*WHAT IS ASKED:*
Reproduce each of the lines word for word.
+ + + + +
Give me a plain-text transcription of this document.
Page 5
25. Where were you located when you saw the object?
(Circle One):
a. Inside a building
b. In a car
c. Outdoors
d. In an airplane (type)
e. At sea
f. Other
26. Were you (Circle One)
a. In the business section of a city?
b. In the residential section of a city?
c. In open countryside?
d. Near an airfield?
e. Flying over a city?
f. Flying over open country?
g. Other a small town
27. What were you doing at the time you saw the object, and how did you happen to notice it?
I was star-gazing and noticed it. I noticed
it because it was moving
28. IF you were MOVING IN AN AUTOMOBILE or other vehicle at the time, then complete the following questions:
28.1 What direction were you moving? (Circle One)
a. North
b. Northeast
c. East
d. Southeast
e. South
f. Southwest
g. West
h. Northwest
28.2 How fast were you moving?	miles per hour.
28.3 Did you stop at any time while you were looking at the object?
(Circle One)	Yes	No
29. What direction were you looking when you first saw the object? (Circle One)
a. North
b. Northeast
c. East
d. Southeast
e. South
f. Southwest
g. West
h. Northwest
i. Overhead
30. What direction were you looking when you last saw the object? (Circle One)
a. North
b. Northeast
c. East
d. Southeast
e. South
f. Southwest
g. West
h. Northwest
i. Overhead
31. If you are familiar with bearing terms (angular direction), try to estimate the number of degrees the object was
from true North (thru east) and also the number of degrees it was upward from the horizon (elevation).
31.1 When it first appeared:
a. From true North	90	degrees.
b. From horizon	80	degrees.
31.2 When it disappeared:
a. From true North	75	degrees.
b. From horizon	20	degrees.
+ + + + +
*COMPLETED EXERCISE:*
Give me a plain-text transcription of this document.
Page 5
25. Where were you located when you saw the object?
(Circle One):
a. Inside a building
b. In a car
c. Outdoors
d. In an airplane (type)
e. At sea
f. Other
26. Were you (Circle One)
a. In the business section of a city?
b. In the residential section of a city?
c. In open countryside?
d. Near an airfield?
e. Flying over a city?
f. Flying over open country?
g. Other a small town
27. What were you doing at the time you saw the object, and how did you happen to notice it?
I was star-gazing and noticed it. I noticed
it because it was moving
28. IF you were MOVING IN AN AUTOMOBILE or other vehicle at the time, then complete the following questions:
28.1 What direction were you moving? (Circle One)
a. North
b. Northeast
c. East
d. Southeast
e. South
f. Southwest
g. West
h. Northwest
28.2 How fast were you moving?	miles per hour.
28.3 Did you stop at any time while you were looking at the object?
(Circle One)	Yes	No
29. What direction were you looking when you first saw the object? (Circle One)
a. North
b. Northeast
c. East
d. Southeast
e. South
f. Southwest
g. West
h. Northwest
i. Overhead
30. What direction were you looking when you last saw the object? (Circle One)
a. North
b. Northeast
c. East
d. Southeast
e. South
f. Southwest
g. West
h. Northwest
i. Overhead
31. If you are familiar with bearing terms (angular direction), try to estimate the number of degrees the object was
from true North (thru east) and also the number of degrees it was upward from the horizon (elevation).
31.1 When it first appeared:
a. From true North	90	degrees.
b. From horizon	80	degrees.
31.2 When it disappeared:
a. From true North	75	degrees.
b. From horizon	20	degrees.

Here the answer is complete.